WHAT YOU WILL DO: Copy out every line in which the string "Brookfield" occurs.
- - -
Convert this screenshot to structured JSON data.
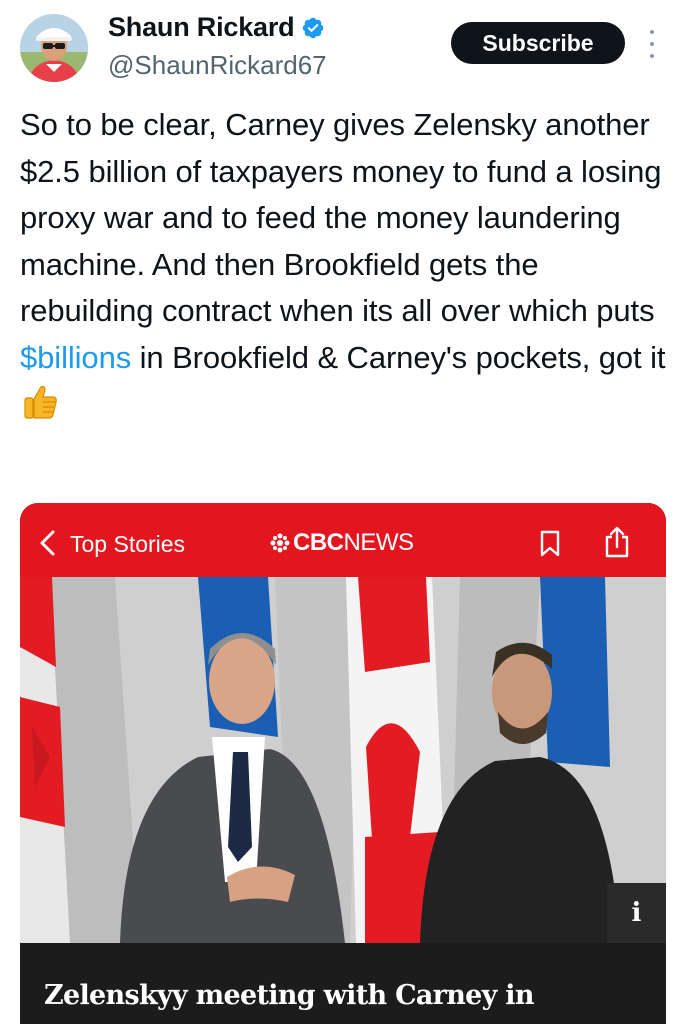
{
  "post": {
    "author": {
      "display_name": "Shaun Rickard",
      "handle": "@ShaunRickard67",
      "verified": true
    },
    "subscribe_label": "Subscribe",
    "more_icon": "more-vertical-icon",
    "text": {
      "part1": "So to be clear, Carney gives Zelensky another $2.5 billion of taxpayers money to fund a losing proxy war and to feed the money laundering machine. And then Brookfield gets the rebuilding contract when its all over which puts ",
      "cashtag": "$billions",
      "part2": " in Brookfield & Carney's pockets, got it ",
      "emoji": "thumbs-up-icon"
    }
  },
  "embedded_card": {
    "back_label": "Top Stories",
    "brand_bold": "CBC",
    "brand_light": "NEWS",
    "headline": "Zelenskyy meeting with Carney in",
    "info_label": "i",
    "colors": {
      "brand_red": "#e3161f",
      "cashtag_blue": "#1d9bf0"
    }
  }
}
- - -
RESULT FOR THIS EXERCISE:
      "part1": "So to be clear, Carney gives Zelensky another $2.5 billion of taxpayers money to fund a losing proxy war and to feed the money laundering machine. And then Brookfield gets the rebuilding contract when its all over which puts ",
      "part2": " in Brookfield & Carney's pockets, got it ",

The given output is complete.